▶ [Stated task]:
Work through the entries below and report how many lines include "GBPUSD". The number alone is the answer.

▶ [Task material]:
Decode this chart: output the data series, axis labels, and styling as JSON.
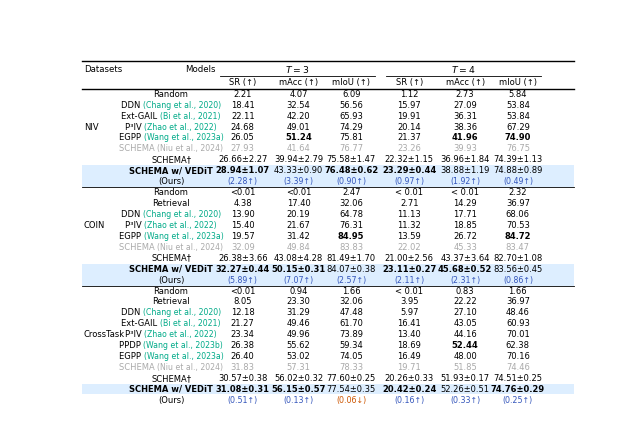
{
  "highlight_color": "#ddeeff",
  "gray_color": "#aaaaaa",
  "green_color": "#00aa88",
  "blue_color": "#3355bb",
  "orange_color": "#cc5500",
  "col_headers": [
    "SR (↑)",
    "mAcc (↑)",
    "mIoU (↑)",
    "SR (↑)",
    "mAcc (↑)",
    "mIoU (↑)"
  ],
  "sections": [
    {
      "dataset": "NIV",
      "ds_row": 3,
      "rows": [
        {
          "model": "Random",
          "cite": "",
          "cite_color": "",
          "gray": false,
          "bold_model": false,
          "bold_vals": [
            false,
            false,
            false,
            false,
            false,
            false
          ],
          "vals": [
            "2.21",
            "4.07",
            "6.09",
            "1.12",
            "2.73",
            "5.84"
          ],
          "ours": false,
          "highlight": false,
          "down_idx": []
        },
        {
          "model": "DDN",
          "cite": "(Chang et al., 2020)",
          "cite_color": "#00aa88",
          "gray": false,
          "bold_model": false,
          "bold_vals": [
            false,
            false,
            false,
            false,
            false,
            false
          ],
          "vals": [
            "18.41",
            "32.54",
            "56.56",
            "15.97",
            "27.09",
            "53.84"
          ],
          "ours": false,
          "highlight": false,
          "down_idx": []
        },
        {
          "model": "Ext-GAIL",
          "cite": "(Bi et al., 2021)",
          "cite_color": "#00aa88",
          "gray": false,
          "bold_model": false,
          "bold_vals": [
            false,
            false,
            false,
            false,
            false,
            false
          ],
          "vals": [
            "22.11",
            "42.20",
            "65.93",
            "19.91",
            "36.31",
            "53.84"
          ],
          "ours": false,
          "highlight": false,
          "down_idx": []
        },
        {
          "model": "P³IV",
          "cite": "(Zhao et al., 2022)",
          "cite_color": "#00aa88",
          "gray": false,
          "bold_model": false,
          "bold_vals": [
            false,
            false,
            false,
            false,
            false,
            false
          ],
          "vals": [
            "24.68",
            "49.01",
            "74.29",
            "20.14",
            "38.36",
            "67.29"
          ],
          "ours": false,
          "highlight": false,
          "down_idx": []
        },
        {
          "model": "EGPP",
          "cite": "(Wang et al., 2023a)",
          "cite_color": "#00aa88",
          "gray": false,
          "bold_model": false,
          "bold_vals": [
            false,
            true,
            false,
            false,
            true,
            true
          ],
          "vals": [
            "26.05",
            "51.24",
            "75.81",
            "21.37",
            "41.96",
            "74.90"
          ],
          "ours": false,
          "highlight": false,
          "down_idx": []
        },
        {
          "model": "SCHEMA",
          "cite": "(Niu et al., 2024)",
          "cite_color": "#aaaaaa",
          "gray": true,
          "bold_model": false,
          "bold_vals": [
            false,
            false,
            false,
            false,
            false,
            false
          ],
          "vals": [
            "27.93",
            "41.64",
            "76.77",
            "23.26",
            "39.93",
            "76.75"
          ],
          "ours": false,
          "highlight": false,
          "down_idx": []
        },
        {
          "model": "SCHEMA†",
          "cite": "",
          "cite_color": "",
          "gray": false,
          "bold_model": false,
          "bold_vals": [
            false,
            false,
            false,
            false,
            false,
            false
          ],
          "vals": [
            "26.66±2.27",
            "39.94±2.79",
            "75.58±1.47",
            "22.32±1.15",
            "36.96±1.84",
            "74.39±1.13"
          ],
          "ours": false,
          "highlight": false,
          "down_idx": []
        },
        {
          "model": "SCHEMA w/ VEDiT",
          "cite": "",
          "cite_color": "",
          "gray": false,
          "bold_model": true,
          "bold_vals": [
            true,
            false,
            true,
            true,
            false,
            false
          ],
          "vals": [
            "28.94±1.07",
            "43.33±0.90",
            "76.48±0.62",
            "23.29±0.44",
            "38.88±1.19",
            "74.88±0.89"
          ],
          "ours": false,
          "highlight": true,
          "down_idx": []
        },
        {
          "model": "(Ours)",
          "cite": "",
          "cite_color": "",
          "gray": false,
          "bold_model": false,
          "bold_vals": [
            false,
            false,
            false,
            false,
            false,
            false
          ],
          "vals": [
            "(2.28↑)",
            "(3.39↑)",
            "(0.90↑)",
            "(0.97↑)",
            "(1.92↑)",
            "(0.49↑)"
          ],
          "ours": true,
          "highlight": true,
          "down_idx": []
        }
      ]
    },
    {
      "dataset": "COIN",
      "ds_row": 3,
      "rows": [
        {
          "model": "Random",
          "cite": "",
          "cite_color": "",
          "gray": false,
          "bold_model": false,
          "bold_vals": [
            false,
            false,
            false,
            false,
            false,
            false
          ],
          "vals": [
            "<0.01",
            "<0.01",
            "2.47",
            "< 0.01",
            "< 0.01",
            "2.32"
          ],
          "ours": false,
          "highlight": false,
          "down_idx": []
        },
        {
          "model": "Retrieval",
          "cite": "",
          "cite_color": "",
          "gray": false,
          "bold_model": false,
          "bold_vals": [
            false,
            false,
            false,
            false,
            false,
            false
          ],
          "vals": [
            "4.38",
            "17.40",
            "32.06",
            "2.71",
            "14.29",
            "36.97"
          ],
          "ours": false,
          "highlight": false,
          "down_idx": []
        },
        {
          "model": "DDN",
          "cite": "(Chang et al., 2020)",
          "cite_color": "#00aa88",
          "gray": false,
          "bold_model": false,
          "bold_vals": [
            false,
            false,
            false,
            false,
            false,
            false
          ],
          "vals": [
            "13.90",
            "20.19",
            "64.78",
            "11.13",
            "17.71",
            "68.06"
          ],
          "ours": false,
          "highlight": false,
          "down_idx": []
        },
        {
          "model": "P³IV",
          "cite": "(Zhao et al., 2022)",
          "cite_color": "#00aa88",
          "gray": false,
          "bold_model": false,
          "bold_vals": [
            false,
            false,
            false,
            false,
            false,
            false
          ],
          "vals": [
            "15.40",
            "21.67",
            "76.31",
            "11.32",
            "18.85",
            "70.53"
          ],
          "ours": false,
          "highlight": false,
          "down_idx": []
        },
        {
          "model": "EGPP",
          "cite": "(Wang et al., 2023a)",
          "cite_color": "#00aa88",
          "gray": false,
          "bold_model": false,
          "bold_vals": [
            false,
            false,
            true,
            false,
            false,
            true
          ],
          "vals": [
            "19.57",
            "31.42",
            "84.95",
            "13.59",
            "26.72",
            "84.72"
          ],
          "ours": false,
          "highlight": false,
          "down_idx": []
        },
        {
          "model": "SCHEMA",
          "cite": "(Niu et al., 2024)",
          "cite_color": "#aaaaaa",
          "gray": true,
          "bold_model": false,
          "bold_vals": [
            false,
            false,
            false,
            false,
            false,
            false
          ],
          "vals": [
            "32.09",
            "49.84",
            "83.83",
            "22.02",
            "45.33",
            "83.47"
          ],
          "ours": false,
          "highlight": false,
          "down_idx": []
        },
        {
          "model": "SCHEMA†",
          "cite": "",
          "cite_color": "",
          "gray": false,
          "bold_model": false,
          "bold_vals": [
            false,
            false,
            false,
            false,
            false,
            false
          ],
          "vals": [
            "26.38±3.66",
            "43.08±4.28",
            "81.49±1.70",
            "21.00±2.56",
            "43.37±3.64",
            "82.70±1.08"
          ],
          "ours": false,
          "highlight": false,
          "down_idx": []
        },
        {
          "model": "SCHEMA w/ VEDiT",
          "cite": "",
          "cite_color": "",
          "gray": false,
          "bold_model": true,
          "bold_vals": [
            true,
            true,
            false,
            true,
            true,
            false
          ],
          "vals": [
            "32.27±0.44",
            "50.15±0.31",
            "84.07±0.38",
            "23.11±0.27",
            "45.68±0.52",
            "83.56±0.45"
          ],
          "ours": false,
          "highlight": true,
          "down_idx": []
        },
        {
          "model": "(Ours)",
          "cite": "",
          "cite_color": "",
          "gray": false,
          "bold_model": false,
          "bold_vals": [
            false,
            false,
            false,
            false,
            false,
            false
          ],
          "vals": [
            "(5.89↑)",
            "(7.07↑)",
            "(2.57↑)",
            "(2.11↑)",
            "(2.31↑)",
            "(0.86↑)"
          ],
          "ours": true,
          "highlight": true,
          "down_idx": []
        }
      ]
    },
    {
      "dataset": "CrossTask",
      "ds_row": 4,
      "rows": [
        {
          "model": "Random",
          "cite": "",
          "cite_color": "",
          "gray": false,
          "bold_model": false,
          "bold_vals": [
            false,
            false,
            false,
            false,
            false,
            false
          ],
          "vals": [
            "<0.01",
            "0.94",
            "1.66",
            "< 0.01",
            "0.83",
            "1.66"
          ],
          "ours": false,
          "highlight": false,
          "down_idx": []
        },
        {
          "model": "Retrieval",
          "cite": "",
          "cite_color": "",
          "gray": false,
          "bold_model": false,
          "bold_vals": [
            false,
            false,
            false,
            false,
            false,
            false
          ],
          "vals": [
            "8.05",
            "23.30",
            "32.06",
            "3.95",
            "22.22",
            "36.97"
          ],
          "ours": false,
          "highlight": false,
          "down_idx": []
        },
        {
          "model": "DDN",
          "cite": "(Chang et al., 2020)",
          "cite_color": "#00aa88",
          "gray": false,
          "bold_model": false,
          "bold_vals": [
            false,
            false,
            false,
            false,
            false,
            false
          ],
          "vals": [
            "12.18",
            "31.29",
            "47.48",
            "5.97",
            "27.10",
            "48.46"
          ],
          "ours": false,
          "highlight": false,
          "down_idx": []
        },
        {
          "model": "Ext-GAIL",
          "cite": "(Bi et al., 2021)",
          "cite_color": "#00aa88",
          "gray": false,
          "bold_model": false,
          "bold_vals": [
            false,
            false,
            false,
            false,
            false,
            false
          ],
          "vals": [
            "21.27",
            "49.46",
            "61.70",
            "16.41",
            "43.05",
            "60.93"
          ],
          "ours": false,
          "highlight": false,
          "down_idx": []
        },
        {
          "model": "P³IV",
          "cite": "(Zhao et al., 2022)",
          "cite_color": "#00aa88",
          "gray": false,
          "bold_model": false,
          "bold_vals": [
            false,
            false,
            false,
            false,
            false,
            false
          ],
          "vals": [
            "23.34",
            "49.96",
            "73.89",
            "13.40",
            "44.16",
            "70.01"
          ],
          "ours": false,
          "highlight": false,
          "down_idx": []
        },
        {
          "model": "PPDP",
          "cite": "(Wang et al., 2023b)",
          "cite_color": "#00aa88",
          "gray": false,
          "bold_model": false,
          "bold_vals": [
            false,
            false,
            false,
            false,
            true,
            false
          ],
          "vals": [
            "26.38",
            "55.62",
            "59.34",
            "18.69",
            "52.44",
            "62.38"
          ],
          "ours": false,
          "highlight": false,
          "down_idx": []
        },
        {
          "model": "EGPP",
          "cite": "(Wang et al., 2023a)",
          "cite_color": "#00aa88",
          "gray": false,
          "bold_model": false,
          "bold_vals": [
            false,
            false,
            false,
            false,
            false,
            false
          ],
          "vals": [
            "26.40",
            "53.02",
            "74.05",
            "16.49",
            "48.00",
            "70.16"
          ],
          "ours": false,
          "highlight": false,
          "down_idx": []
        },
        {
          "model": "SCHEMA",
          "cite": "(Niu et al., 2024)",
          "cite_color": "#aaaaaa",
          "gray": true,
          "bold_model": false,
          "bold_vals": [
            false,
            false,
            false,
            false,
            false,
            false
          ],
          "vals": [
            "31.83",
            "57.31",
            "78.33",
            "19.71",
            "51.85",
            "74.46"
          ],
          "ours": false,
          "highlight": false,
          "down_idx": []
        },
        {
          "model": "SCHEMA†",
          "cite": "",
          "cite_color": "",
          "gray": false,
          "bold_model": false,
          "bold_vals": [
            false,
            false,
            false,
            false,
            false,
            false
          ],
          "vals": [
            "30.57±0.38",
            "56.02±0.32",
            "77.60±0.25",
            "20.26±0.33",
            "51.93±0.17",
            "74.51±0.25"
          ],
          "ours": false,
          "highlight": false,
          "down_idx": []
        },
        {
          "model": "SCHEMA w/ VEDiT",
          "cite": "",
          "cite_color": "",
          "gray": false,
          "bold_model": true,
          "bold_vals": [
            true,
            true,
            false,
            true,
            false,
            true
          ],
          "vals": [
            "31.08±0.31",
            "56.15±0.57",
            "77.54±0.35",
            "20.42±0.24",
            "52.26±0.51",
            "74.76±0.29"
          ],
          "ours": false,
          "highlight": true,
          "down_idx": []
        },
        {
          "model": "(Ours)",
          "cite": "",
          "cite_color": "",
          "gray": false,
          "bold_model": false,
          "bold_vals": [
            false,
            false,
            false,
            false,
            false,
            false
          ],
          "vals": [
            "(0.51↑)",
            "(0.13↑)",
            "(0.06↓)",
            "(0.16↑)",
            "(0.33↑)",
            "(0.25↑)"
          ],
          "ours": true,
          "highlight": true,
          "down_idx": [
            2
          ]
        }
      ]
    }
  ]
}
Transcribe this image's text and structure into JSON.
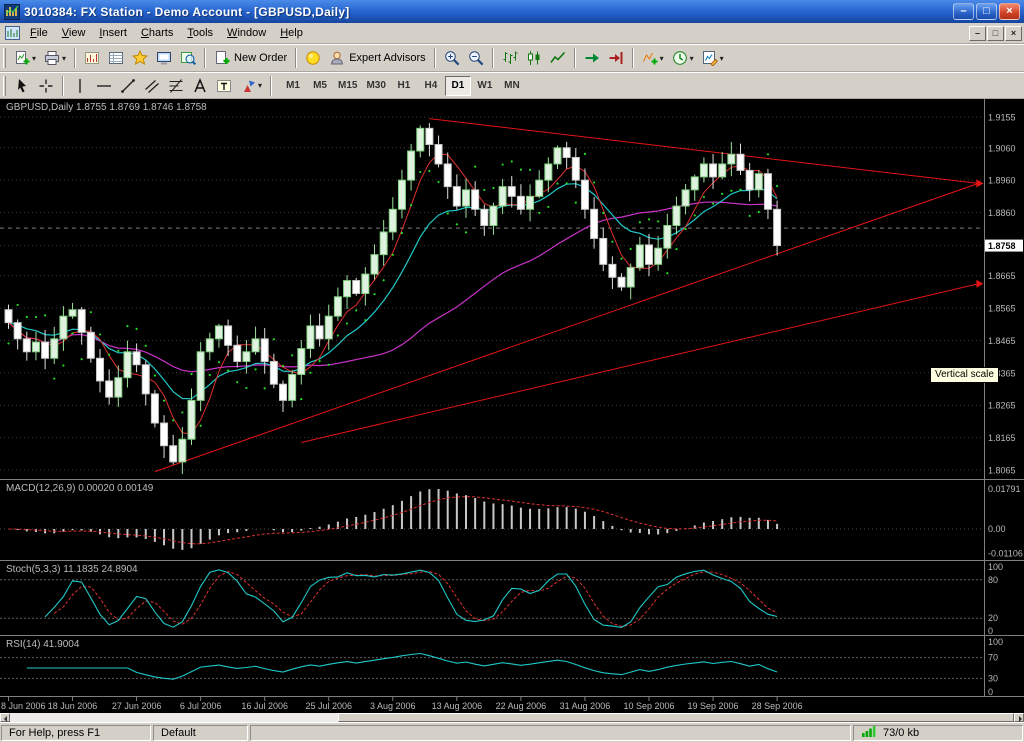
{
  "window": {
    "title": "3010384: FX Station - Demo Account - [GBPUSD,Daily]",
    "buttons": {
      "minimize": "–",
      "maximize": "□",
      "close": "×"
    }
  },
  "menu": {
    "items": [
      "File",
      "View",
      "Insert",
      "Charts",
      "Tools",
      "Window",
      "Help"
    ],
    "child_controls": {
      "minimize": "–",
      "restore": "□",
      "close": "×"
    }
  },
  "toolbars": {
    "main": [
      {
        "name": "new-chart",
        "icon": "new-chart",
        "dropdown": true
      },
      {
        "name": "print",
        "icon": "print",
        "dropdown": true
      },
      {
        "sep": true
      },
      {
        "name": "market-watch",
        "icon": "market-watch"
      },
      {
        "name": "data-window",
        "icon": "data-window"
      },
      {
        "name": "navigator",
        "icon": "navigator"
      },
      {
        "name": "terminal",
        "icon": "terminal"
      },
      {
        "name": "strategy-tester",
        "icon": "tester"
      },
      {
        "sep": true
      },
      {
        "name": "new-order",
        "icon": "new-order",
        "label": "New Order"
      },
      {
        "sep": true
      },
      {
        "name": "metaeditor",
        "icon": "metaeditor"
      },
      {
        "name": "expert-advisors",
        "icon": "expert",
        "label": "Expert Advisors"
      },
      {
        "sep": true
      },
      {
        "name": "zoom-in",
        "icon": "zoom-in"
      },
      {
        "name": "zoom-out",
        "icon": "zoom-out"
      },
      {
        "sep": true
      },
      {
        "name": "bar-chart-mode",
        "icon": "bars-mode"
      },
      {
        "name": "candlestick-mode",
        "icon": "candles-mode"
      },
      {
        "name": "line-chart-mode",
        "icon": "line-mode"
      },
      {
        "sep": true
      },
      {
        "name": "auto-scroll",
        "icon": "auto-scroll"
      },
      {
        "name": "chart-shift",
        "icon": "chart-shift"
      },
      {
        "sep": true
      },
      {
        "name": "indicators",
        "icon": "indicators",
        "dropdown": true
      },
      {
        "name": "periods",
        "icon": "periods",
        "dropdown": true
      },
      {
        "name": "templates",
        "icon": "templates",
        "dropdown": true
      }
    ],
    "drawing": [
      {
        "name": "cursor",
        "icon": "cursor"
      },
      {
        "name": "crosshair",
        "icon": "crosshair"
      },
      {
        "sep": true
      },
      {
        "name": "vertical-line",
        "icon": "vline"
      },
      {
        "name": "horizontal-line",
        "icon": "hline"
      },
      {
        "name": "trendline",
        "icon": "trendline"
      },
      {
        "name": "equidistant-channel",
        "icon": "channel"
      },
      {
        "name": "fibonacci-retracement",
        "icon": "fibo"
      },
      {
        "name": "text",
        "icon": "text"
      },
      {
        "name": "text-label",
        "icon": "label"
      },
      {
        "name": "arrow-objects",
        "icon": "shapes",
        "dropdown": true
      },
      {
        "sep": true
      }
    ],
    "timeframes": {
      "items": [
        "M1",
        "M5",
        "M15",
        "M30",
        "H1",
        "H4",
        "D1",
        "W1",
        "MN"
      ],
      "selected": "D1"
    }
  },
  "chart": {
    "symbol_label": "GBPUSD,Daily",
    "ohlc_label": "1.8755 1.8769 1.8746 1.8758",
    "current_price": "1.8758",
    "price_scale": [
      "1.9155",
      "1.9060",
      "1.8960",
      "1.8860",
      "1.8758",
      "1.8665",
      "1.8565",
      "1.8465",
      "1.8365",
      "1.8265",
      "1.8165",
      "1.8065"
    ],
    "time_axis": [
      "8 Jun 2006",
      "18 Jun 2006",
      "27 Jun 2006",
      "6 Jul 2006",
      "16 Jul 2006",
      "25 Jul 2006",
      "3 Aug 2006",
      "13 Aug 2006",
      "22 Aug 2006",
      "31 Aug 2006",
      "10 Sep 2006",
      "19 Sep 2006",
      "28 Sep 2006"
    ],
    "tooltip": "Vertical scale"
  },
  "panels": {
    "macd": {
      "label": "MACD(12,26,9)",
      "values": "0.00020 0.00149",
      "scale": [
        "0.01791",
        "0.00",
        "-0.01106"
      ]
    },
    "stoch": {
      "label": "Stoch(5,3,3)",
      "values": "11.1835 24.8904",
      "scale": [
        "100",
        "80",
        "20",
        "0"
      ]
    },
    "rsi": {
      "label": "RSI(14)",
      "values": "41.9004",
      "scale": [
        "100",
        "70",
        "30",
        "0"
      ]
    }
  },
  "statusbar": {
    "help": "For Help, press F1",
    "profile": "Default",
    "connection": "73/0 kb"
  },
  "colors": {
    "background": "#000000",
    "grid": "#3a3a3a",
    "bull": "#dff2df",
    "bear": "#ffffff",
    "wick": "#9fe09f",
    "ma_fast": "#e03030",
    "ma_mid": "#1fc8c8",
    "ma_slow": "#c832c8",
    "trendline": "#e41414",
    "sar": "#22dd22",
    "macd_hist": "#c8c8c8",
    "signal": "#e03030",
    "scale_text": "#b9b9b9",
    "price_tag_bg": "#ffffff"
  },
  "chart_data": {
    "type": "candlestick",
    "symbol": "GBPUSD",
    "period": "Daily",
    "ohlc_current": {
      "open": 1.8755,
      "high": 1.8769,
      "low": 1.8746,
      "close": 1.8758
    },
    "y_range": [
      1.8065,
      1.9155
    ],
    "first_open": 1.856,
    "closes": [
      1.852,
      1.847,
      1.843,
      1.846,
      1.841,
      1.847,
      1.854,
      1.856,
      1.849,
      1.841,
      1.834,
      1.829,
      1.835,
      1.843,
      1.839,
      1.83,
      1.821,
      1.814,
      1.809,
      1.816,
      1.828,
      1.843,
      1.847,
      1.851,
      1.845,
      1.84,
      1.843,
      1.847,
      1.84,
      1.833,
      1.828,
      1.836,
      1.844,
      1.851,
      1.847,
      1.854,
      1.86,
      1.865,
      1.861,
      1.867,
      1.873,
      1.88,
      1.887,
      1.896,
      1.905,
      1.912,
      1.907,
      1.901,
      1.894,
      1.888,
      1.893,
      1.887,
      1.882,
      1.888,
      1.894,
      1.891,
      1.887,
      1.891,
      1.896,
      1.901,
      1.906,
      1.903,
      1.896,
      1.887,
      1.878,
      1.87,
      1.866,
      1.863,
      1.869,
      1.876,
      1.87,
      1.875,
      1.882,
      1.888,
      1.893,
      1.897,
      1.901,
      1.897,
      1.901,
      1.904,
      1.899,
      1.893,
      1.898,
      1.887,
      1.8758
    ],
    "trendlines": [
      {
        "i1": 46,
        "p1": 1.915,
        "i2": 106,
        "p2": 1.895
      },
      {
        "i1": 16,
        "p1": 1.806,
        "i2": 106,
        "p2": 1.895
      },
      {
        "i1": 32,
        "p1": 1.815,
        "i2": 106,
        "p2": 1.864
      }
    ],
    "dashed_level": 1.8812,
    "indicator_settings": {
      "ma_fast": 5,
      "ma_mid": 13,
      "ma_slow": 34,
      "macd": [
        12,
        26,
        9
      ],
      "stoch": [
        5,
        3,
        3
      ],
      "rsi": 14
    }
  }
}
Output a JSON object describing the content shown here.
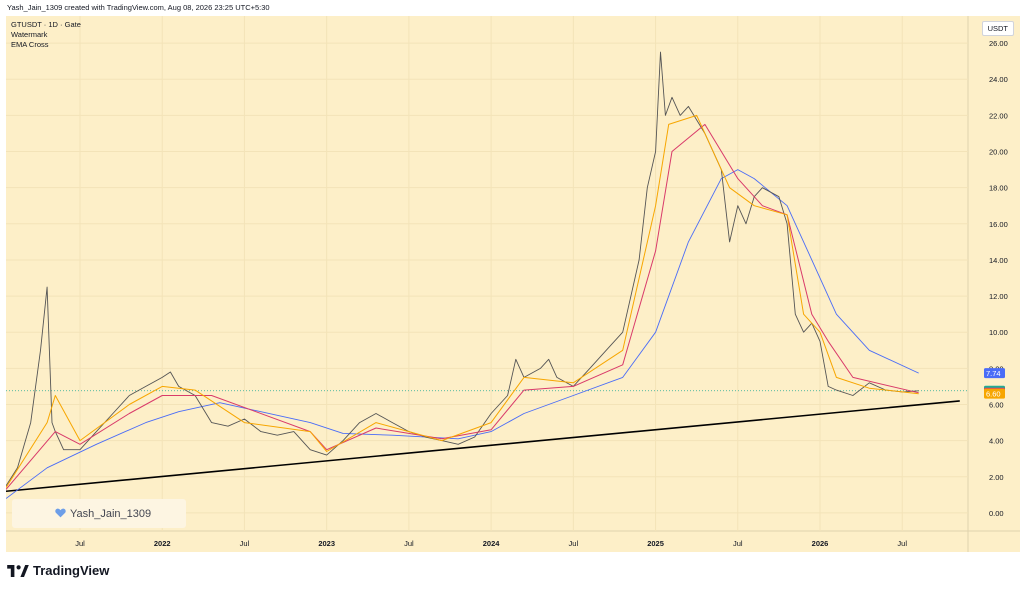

▶ [Reply to the task]:
3